* [Extracted data]:
-------------------------

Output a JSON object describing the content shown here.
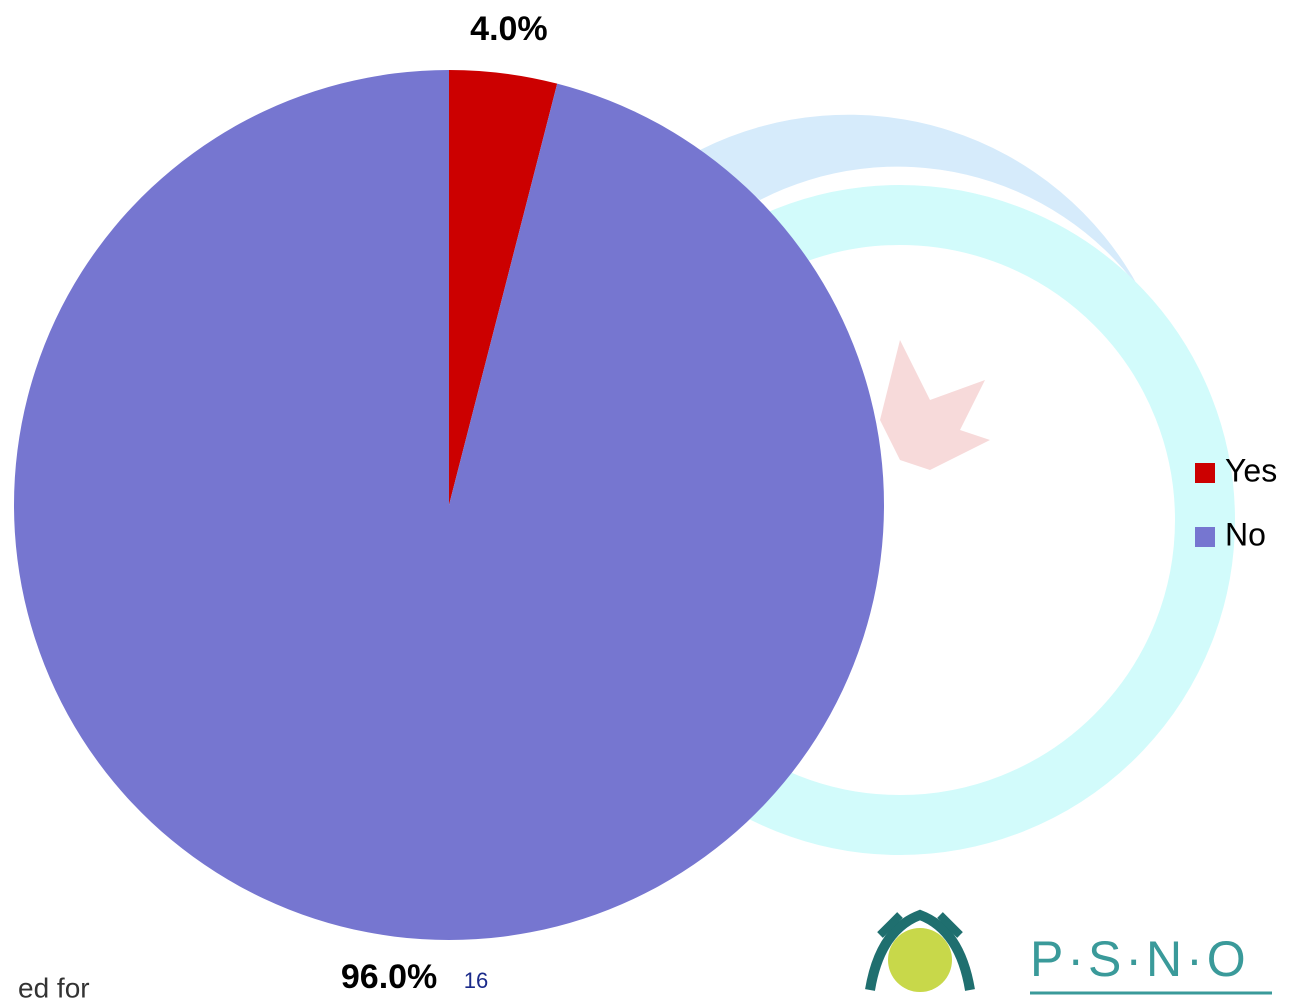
{
  "chart_data": {
    "type": "pie",
    "categories": [
      "Yes",
      "No"
    ],
    "values": [
      4,
      96
    ],
    "value_labels": [
      "4.0%",
      "96.0%"
    ],
    "colors": [
      "#cc0000",
      "#7676d0"
    ],
    "legend": "right"
  },
  "footer": {
    "page_number": "16",
    "logo_text": "P·S·N·O",
    "note": "ed for"
  }
}
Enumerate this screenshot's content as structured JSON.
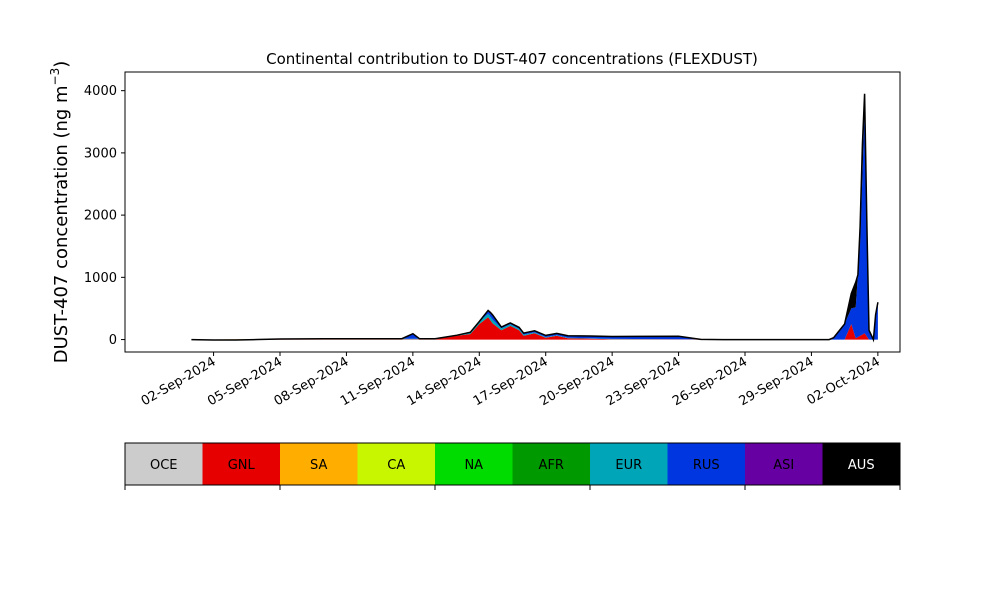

-------------------------

* [Written exercise]: Repeat verbatim all the material, but not the pictures.

* [Task result]:
Output a JSON object describing the content shown here.
{
  "chart_data": {
    "type": "pie",
    "categories": [
      "Yes",
      "No"
    ],
    "values": [
      4,
      96
    ],
    "value_labels": [
      "4.0%",
      "96.0%"
    ],
    "colors": [
      "#cc0000",
      "#7676d0"
    ],
    "legend": "right"
  },
  "footer": {
    "page_number": "16",
    "logo_text": "P·S·N·O",
    "note": "ed for"
  }
}
Enumerate this screenshot's content as structured JSON.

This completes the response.